REQUIRED WORK |
Work out how many lines in the data hold the word "csak", and reply with that number only.

— BEGIN RECORDS FOR THE EXERCISE —

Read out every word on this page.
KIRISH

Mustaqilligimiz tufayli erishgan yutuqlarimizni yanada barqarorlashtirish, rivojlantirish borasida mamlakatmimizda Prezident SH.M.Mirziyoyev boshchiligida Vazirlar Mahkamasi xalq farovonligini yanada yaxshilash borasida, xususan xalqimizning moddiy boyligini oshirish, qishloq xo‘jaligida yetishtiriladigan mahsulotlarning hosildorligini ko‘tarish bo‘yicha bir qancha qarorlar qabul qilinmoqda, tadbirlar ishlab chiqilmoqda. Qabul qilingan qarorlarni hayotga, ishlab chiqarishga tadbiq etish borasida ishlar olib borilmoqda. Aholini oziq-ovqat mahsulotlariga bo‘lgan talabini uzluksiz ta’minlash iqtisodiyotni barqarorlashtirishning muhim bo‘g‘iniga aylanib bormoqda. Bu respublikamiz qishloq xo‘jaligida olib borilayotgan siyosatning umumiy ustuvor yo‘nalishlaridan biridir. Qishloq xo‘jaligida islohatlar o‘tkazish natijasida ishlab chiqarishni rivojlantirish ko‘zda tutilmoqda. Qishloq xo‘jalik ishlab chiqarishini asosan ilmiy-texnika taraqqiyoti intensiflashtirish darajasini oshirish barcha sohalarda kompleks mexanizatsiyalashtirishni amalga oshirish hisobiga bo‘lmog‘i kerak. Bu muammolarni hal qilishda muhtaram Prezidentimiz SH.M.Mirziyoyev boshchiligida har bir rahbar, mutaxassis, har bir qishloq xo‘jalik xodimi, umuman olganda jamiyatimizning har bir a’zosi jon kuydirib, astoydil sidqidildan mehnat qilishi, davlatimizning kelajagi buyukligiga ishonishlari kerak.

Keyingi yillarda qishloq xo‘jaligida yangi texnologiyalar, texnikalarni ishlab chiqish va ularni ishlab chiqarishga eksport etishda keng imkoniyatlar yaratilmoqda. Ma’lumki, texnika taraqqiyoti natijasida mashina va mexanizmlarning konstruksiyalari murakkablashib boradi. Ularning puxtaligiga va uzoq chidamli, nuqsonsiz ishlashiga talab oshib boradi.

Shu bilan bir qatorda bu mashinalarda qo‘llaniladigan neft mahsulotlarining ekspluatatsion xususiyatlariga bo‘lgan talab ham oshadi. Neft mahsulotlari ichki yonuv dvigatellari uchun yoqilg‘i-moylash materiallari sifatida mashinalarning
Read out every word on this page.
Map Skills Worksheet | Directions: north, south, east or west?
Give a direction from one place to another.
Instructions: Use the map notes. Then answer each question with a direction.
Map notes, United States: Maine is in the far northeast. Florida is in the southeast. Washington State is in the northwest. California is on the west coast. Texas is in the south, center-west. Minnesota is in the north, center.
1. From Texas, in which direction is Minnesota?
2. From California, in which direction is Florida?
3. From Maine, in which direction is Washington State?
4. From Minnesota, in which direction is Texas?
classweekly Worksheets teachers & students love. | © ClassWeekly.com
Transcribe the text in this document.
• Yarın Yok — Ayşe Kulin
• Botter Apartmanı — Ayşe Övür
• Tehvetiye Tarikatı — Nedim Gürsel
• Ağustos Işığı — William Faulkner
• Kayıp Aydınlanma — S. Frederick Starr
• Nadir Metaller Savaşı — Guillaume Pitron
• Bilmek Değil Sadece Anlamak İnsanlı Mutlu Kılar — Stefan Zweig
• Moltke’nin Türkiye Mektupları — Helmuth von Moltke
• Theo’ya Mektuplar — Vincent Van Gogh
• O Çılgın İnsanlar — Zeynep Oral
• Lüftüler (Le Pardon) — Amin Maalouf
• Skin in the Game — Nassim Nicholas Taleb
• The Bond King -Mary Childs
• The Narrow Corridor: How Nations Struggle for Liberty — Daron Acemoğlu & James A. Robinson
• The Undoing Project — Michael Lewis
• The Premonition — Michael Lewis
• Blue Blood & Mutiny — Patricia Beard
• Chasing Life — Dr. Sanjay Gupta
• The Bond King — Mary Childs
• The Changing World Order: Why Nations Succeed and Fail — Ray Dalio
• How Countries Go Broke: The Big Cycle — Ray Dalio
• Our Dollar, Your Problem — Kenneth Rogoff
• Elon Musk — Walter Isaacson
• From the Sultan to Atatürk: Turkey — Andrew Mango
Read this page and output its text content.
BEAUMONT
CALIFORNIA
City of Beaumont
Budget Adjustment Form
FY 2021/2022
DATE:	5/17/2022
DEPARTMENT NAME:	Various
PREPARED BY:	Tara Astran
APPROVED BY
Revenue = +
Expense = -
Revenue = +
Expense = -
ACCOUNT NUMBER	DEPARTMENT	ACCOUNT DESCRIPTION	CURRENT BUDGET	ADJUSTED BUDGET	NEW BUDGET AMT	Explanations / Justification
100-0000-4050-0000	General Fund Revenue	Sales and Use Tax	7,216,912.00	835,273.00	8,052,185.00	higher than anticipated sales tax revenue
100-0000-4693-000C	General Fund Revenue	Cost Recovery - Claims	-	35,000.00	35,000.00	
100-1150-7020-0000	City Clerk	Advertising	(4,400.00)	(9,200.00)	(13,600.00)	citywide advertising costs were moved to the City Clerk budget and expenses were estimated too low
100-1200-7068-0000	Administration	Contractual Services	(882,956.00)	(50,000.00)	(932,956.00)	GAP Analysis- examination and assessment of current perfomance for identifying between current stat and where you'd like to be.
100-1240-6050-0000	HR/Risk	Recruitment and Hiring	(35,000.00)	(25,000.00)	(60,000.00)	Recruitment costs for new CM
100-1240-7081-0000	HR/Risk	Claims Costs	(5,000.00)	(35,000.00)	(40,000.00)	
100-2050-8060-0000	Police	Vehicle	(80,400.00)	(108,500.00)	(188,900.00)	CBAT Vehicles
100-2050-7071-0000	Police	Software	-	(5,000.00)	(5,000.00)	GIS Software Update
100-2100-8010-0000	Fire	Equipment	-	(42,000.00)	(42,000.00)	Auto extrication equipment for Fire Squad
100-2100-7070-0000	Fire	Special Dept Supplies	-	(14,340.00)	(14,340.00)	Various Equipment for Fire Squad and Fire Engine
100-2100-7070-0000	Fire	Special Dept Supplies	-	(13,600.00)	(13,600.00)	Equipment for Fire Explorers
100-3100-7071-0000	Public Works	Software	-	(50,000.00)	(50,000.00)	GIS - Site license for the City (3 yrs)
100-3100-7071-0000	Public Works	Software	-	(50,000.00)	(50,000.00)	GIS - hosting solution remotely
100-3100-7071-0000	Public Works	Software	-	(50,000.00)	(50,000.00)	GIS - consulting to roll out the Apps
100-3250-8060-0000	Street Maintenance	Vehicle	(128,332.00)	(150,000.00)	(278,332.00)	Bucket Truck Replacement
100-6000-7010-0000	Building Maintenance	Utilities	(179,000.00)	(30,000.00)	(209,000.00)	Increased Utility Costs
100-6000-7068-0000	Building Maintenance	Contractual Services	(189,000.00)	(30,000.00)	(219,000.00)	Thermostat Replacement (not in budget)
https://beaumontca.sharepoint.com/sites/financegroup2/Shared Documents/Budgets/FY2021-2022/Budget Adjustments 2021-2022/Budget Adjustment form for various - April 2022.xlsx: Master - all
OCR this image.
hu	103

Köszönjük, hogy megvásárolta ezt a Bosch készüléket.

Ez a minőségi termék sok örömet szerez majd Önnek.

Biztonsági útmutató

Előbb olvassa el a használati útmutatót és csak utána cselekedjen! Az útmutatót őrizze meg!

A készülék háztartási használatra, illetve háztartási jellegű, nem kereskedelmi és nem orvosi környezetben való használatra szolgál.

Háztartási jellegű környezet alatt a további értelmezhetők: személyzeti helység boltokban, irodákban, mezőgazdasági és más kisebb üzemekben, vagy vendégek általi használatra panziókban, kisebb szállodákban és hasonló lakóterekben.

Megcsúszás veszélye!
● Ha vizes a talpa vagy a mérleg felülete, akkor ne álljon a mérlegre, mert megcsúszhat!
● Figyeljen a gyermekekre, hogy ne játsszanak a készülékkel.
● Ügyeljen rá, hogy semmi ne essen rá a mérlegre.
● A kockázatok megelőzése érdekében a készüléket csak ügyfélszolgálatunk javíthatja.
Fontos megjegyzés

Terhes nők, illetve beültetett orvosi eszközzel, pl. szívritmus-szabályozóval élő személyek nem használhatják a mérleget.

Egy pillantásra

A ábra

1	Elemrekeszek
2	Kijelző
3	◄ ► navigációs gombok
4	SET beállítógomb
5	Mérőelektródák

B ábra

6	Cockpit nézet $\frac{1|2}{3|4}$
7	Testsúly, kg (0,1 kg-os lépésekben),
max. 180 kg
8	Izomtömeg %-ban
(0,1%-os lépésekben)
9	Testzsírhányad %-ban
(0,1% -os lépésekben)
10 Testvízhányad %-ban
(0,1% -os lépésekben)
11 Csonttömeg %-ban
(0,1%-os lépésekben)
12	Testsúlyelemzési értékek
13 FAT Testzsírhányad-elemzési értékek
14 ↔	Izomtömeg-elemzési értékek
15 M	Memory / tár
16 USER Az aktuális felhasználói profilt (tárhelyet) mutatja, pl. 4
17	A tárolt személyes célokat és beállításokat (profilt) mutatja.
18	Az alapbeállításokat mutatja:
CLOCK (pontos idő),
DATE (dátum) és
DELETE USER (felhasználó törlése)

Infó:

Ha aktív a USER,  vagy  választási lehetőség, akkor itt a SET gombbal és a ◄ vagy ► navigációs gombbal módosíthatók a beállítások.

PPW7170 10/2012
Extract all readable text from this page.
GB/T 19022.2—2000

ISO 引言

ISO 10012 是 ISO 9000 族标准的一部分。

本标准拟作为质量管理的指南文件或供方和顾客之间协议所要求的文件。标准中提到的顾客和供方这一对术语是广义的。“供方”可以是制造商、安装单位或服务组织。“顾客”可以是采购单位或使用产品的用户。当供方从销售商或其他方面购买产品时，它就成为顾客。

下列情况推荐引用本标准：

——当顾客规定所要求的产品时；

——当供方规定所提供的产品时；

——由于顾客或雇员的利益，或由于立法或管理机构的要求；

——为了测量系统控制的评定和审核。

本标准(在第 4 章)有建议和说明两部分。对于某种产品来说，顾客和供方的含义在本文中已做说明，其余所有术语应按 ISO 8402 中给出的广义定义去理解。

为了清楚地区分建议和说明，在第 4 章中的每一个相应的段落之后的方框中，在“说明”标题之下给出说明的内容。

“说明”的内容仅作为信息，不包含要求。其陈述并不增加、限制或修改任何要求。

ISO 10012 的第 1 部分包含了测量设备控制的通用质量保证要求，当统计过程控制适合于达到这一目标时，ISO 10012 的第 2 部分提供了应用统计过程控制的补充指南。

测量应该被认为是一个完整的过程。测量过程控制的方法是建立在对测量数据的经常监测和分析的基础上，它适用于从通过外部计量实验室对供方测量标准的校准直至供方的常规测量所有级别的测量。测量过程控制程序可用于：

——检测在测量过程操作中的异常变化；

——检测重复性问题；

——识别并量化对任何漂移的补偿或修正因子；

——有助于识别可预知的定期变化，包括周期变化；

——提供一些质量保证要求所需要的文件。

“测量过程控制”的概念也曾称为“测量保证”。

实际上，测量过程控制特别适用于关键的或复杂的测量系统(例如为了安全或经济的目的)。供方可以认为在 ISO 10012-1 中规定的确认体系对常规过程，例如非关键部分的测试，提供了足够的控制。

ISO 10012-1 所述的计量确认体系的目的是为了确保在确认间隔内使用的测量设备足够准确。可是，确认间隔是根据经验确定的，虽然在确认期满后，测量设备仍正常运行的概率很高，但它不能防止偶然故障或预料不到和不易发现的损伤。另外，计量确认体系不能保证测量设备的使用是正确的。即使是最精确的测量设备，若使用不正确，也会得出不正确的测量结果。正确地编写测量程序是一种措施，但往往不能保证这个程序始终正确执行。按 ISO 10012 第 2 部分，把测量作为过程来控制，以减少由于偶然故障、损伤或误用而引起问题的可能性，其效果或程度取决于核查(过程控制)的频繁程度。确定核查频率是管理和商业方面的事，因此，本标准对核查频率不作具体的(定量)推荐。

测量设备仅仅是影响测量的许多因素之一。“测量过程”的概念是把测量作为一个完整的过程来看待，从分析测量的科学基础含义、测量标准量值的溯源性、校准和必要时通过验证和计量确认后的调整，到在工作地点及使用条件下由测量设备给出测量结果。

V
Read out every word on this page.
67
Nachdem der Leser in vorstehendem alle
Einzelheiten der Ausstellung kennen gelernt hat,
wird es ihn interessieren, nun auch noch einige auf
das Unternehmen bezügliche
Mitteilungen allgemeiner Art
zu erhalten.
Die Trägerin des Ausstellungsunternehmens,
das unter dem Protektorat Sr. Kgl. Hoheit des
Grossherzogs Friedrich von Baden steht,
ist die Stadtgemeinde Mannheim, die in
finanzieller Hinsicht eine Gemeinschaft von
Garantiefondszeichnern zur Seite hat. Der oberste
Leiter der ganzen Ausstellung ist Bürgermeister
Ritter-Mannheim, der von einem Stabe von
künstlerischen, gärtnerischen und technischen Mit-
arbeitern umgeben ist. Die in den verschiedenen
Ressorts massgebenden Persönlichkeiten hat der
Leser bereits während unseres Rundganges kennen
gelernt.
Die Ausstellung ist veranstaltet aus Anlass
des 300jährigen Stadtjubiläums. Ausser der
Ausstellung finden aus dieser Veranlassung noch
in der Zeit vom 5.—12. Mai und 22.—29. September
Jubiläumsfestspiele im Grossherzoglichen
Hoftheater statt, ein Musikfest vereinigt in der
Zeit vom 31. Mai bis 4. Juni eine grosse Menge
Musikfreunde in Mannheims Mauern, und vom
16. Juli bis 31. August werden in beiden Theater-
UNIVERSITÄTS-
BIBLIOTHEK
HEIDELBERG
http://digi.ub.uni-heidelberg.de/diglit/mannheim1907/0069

— END RECORDS FOR THE EXERCISE —

REPLY |
2